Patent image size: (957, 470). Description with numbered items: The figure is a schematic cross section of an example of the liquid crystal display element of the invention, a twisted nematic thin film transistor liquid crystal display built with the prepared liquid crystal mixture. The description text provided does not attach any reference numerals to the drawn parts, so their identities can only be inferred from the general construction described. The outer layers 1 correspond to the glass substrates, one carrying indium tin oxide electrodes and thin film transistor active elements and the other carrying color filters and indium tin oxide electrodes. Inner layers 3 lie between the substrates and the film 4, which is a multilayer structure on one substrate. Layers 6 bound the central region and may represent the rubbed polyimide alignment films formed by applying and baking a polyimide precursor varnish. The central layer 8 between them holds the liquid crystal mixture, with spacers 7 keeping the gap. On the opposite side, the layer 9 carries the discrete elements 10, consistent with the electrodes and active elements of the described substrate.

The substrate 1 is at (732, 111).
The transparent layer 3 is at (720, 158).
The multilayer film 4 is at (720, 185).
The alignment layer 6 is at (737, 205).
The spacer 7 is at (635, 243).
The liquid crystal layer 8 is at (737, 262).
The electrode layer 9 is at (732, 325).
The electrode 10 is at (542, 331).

Task directions
Copy the records above again, replacing "schematic" with "simplified" and leaving everything else unchanged.

Finished task
Patent image size: (957, 470). Description with numbered items: The figure is a simplified cross section of an example of the liquid crystal display element of the invention, a twisted nematic thin film transistor liquid crystal display built with the prepared liquid crystal mixture. The description text provided does not attach any reference numerals to the drawn parts, so their identities can only be inferred from the general construction described. The outer layers 1 correspond to the glass substrates, one carrying indium tin oxide electrodes and thin film transistor active elements and the other carrying color filters and indium tin oxide electrodes. Inner layers 3 lie between the substrates and the film 4, which is a multilayer structure on one substrate. Layers 6 bound the central region and may represent the rubbed polyimide alignment films formed by applying and baking a polyimide precursor varnish. The central layer 8 between them holds the liquid crystal mixture, with spacers 7 keeping the gap. On the opposite side, the layer 9 carries the discrete elements 10, consistent with the electrodes and active elements of the described substrate.

The substrate 1 is at (732, 111).
The transparent layer 3 is at (720, 158).
The multilayer film 4 is at (720, 185).
The alignment layer 6 is at (737, 205).
The spacer 7 is at (635, 243).
The liquid crystal layer 8 is at (737, 262).
The electrode layer 9 is at (732, 325).
The electrode 10 is at (542, 331).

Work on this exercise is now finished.